Given problem: Word for word, restate every line of the material.

╔══

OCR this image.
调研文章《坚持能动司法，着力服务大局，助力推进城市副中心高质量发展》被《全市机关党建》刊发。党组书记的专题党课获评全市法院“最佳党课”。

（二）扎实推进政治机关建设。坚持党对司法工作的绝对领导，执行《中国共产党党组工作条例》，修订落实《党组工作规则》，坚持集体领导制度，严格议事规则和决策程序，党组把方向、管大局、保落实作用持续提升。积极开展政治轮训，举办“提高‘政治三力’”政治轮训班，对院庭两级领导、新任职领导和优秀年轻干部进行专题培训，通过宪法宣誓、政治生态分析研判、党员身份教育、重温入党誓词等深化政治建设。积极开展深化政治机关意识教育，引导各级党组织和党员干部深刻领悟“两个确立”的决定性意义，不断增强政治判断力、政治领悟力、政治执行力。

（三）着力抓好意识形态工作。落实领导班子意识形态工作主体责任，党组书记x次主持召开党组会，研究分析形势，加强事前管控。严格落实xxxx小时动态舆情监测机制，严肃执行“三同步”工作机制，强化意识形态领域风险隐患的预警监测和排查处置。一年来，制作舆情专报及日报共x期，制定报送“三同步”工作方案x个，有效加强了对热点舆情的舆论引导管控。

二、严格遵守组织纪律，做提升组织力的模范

╚══

Task solution:
OCR this image.
调研文章《坚持能动司法，着力服务大局，助力推进城市副中心高质量发展》被《全市机关党建》刊发。党组书记的专题党课获评全市法院“最佳党课”。

（二）扎实推进政治机关建设。坚持党对司法工作的绝对领导，执行《中国共产党党组工作条例》，修订落实《党组工作规则》，坚持集体领导制度，严格议事规则和决策程序，党组把方向、管大局、保落实作用持续提升。积极开展政治轮训，举办“提高‘政治三力’”政治轮训班，对院庭两级领导、新任职领导和优秀年轻干部进行专题培训，通过宪法宣誓、政治生态分析研判、党员身份教育、重温入党誓词等深化政治建设。积极开展深化政治机关意识教育，引导各级党组织和党员干部深刻领悟“两个确立”的决定性意义，不断增强政治判断力、政治领悟力、政治执行力。

（三）着力抓好意识形态工作。落实领导班子意识形态工作主体责任，党组书记x次主持召开党组会，研究分析形势，加强事前管控。严格落实xxxx小时动态舆情监测机制，严肃执行“三同步”工作机制，强化意识形态领域风险隐患的预警监测和排查处置。一年来，制作舆情专报及日报共x期，制定报送“三同步”工作方案x个，有效加强了对热点舆情的舆论引导管控。

二、严格遵守组织纪律，做提升组织力的模范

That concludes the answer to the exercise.